SUPPLIED DATA:

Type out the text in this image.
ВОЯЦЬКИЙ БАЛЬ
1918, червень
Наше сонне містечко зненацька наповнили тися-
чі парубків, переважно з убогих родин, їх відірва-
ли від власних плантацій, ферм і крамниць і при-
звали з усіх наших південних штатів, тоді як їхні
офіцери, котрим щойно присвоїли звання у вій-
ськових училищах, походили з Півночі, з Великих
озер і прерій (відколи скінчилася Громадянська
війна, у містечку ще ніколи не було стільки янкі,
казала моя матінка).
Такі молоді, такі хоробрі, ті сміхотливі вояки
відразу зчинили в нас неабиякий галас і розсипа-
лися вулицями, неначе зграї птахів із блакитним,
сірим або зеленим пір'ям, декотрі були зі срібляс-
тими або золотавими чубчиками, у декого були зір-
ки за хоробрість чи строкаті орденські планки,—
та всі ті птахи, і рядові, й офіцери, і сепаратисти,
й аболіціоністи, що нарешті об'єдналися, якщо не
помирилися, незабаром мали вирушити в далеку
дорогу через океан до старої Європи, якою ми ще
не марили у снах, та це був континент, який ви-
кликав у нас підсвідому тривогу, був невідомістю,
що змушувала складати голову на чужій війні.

WORK INSTRUCTIONS:
Reproduce the records above exactly as they appear.

TASK RESPONSE:
Type out the text in this image.
ВОЯЦЬКИЙ БАЛЬ
1918, червень
Наше сонне містечко зненацька наповнили тися-
чі парубків, переважно з убогих родин, їх відірва-
ли від власних плантацій, ферм і крамниць і при-
звали з усіх наших південних штатів, тоді як їхні
офіцери, котрим щойно присвоїли звання у вій-
ськових училищах, походили з Півночі, з Великих
озер і прерій (відколи скінчилася Громадянська
війна, у містечку ще ніколи не було стільки янкі,
казала моя матінка).
Такі молоді, такі хоробрі, ті сміхотливі вояки
відразу зчинили в нас неабиякий галас і розсипа-
лися вулицями, неначе зграї птахів із блакитним,
сірим або зеленим пір'ям, декотрі були зі срібляс-
тими або золотавими чубчиками, у декого були зір-
ки за хоробрість чи строкаті орденські планки,—
та всі ті птахи, і рядові, й офіцери, і сепаратисти,
й аболіціоністи, що нарешті об'єдналися, якщо не
помирилися, незабаром мали вирушити в далеку
дорогу через океан до старої Європи, якою ми ще
не марили у снах, та це був континент, який ви-
кликав у нас підсвідому тривогу, був невідомістю,
що змушувала складати голову на чужій війні.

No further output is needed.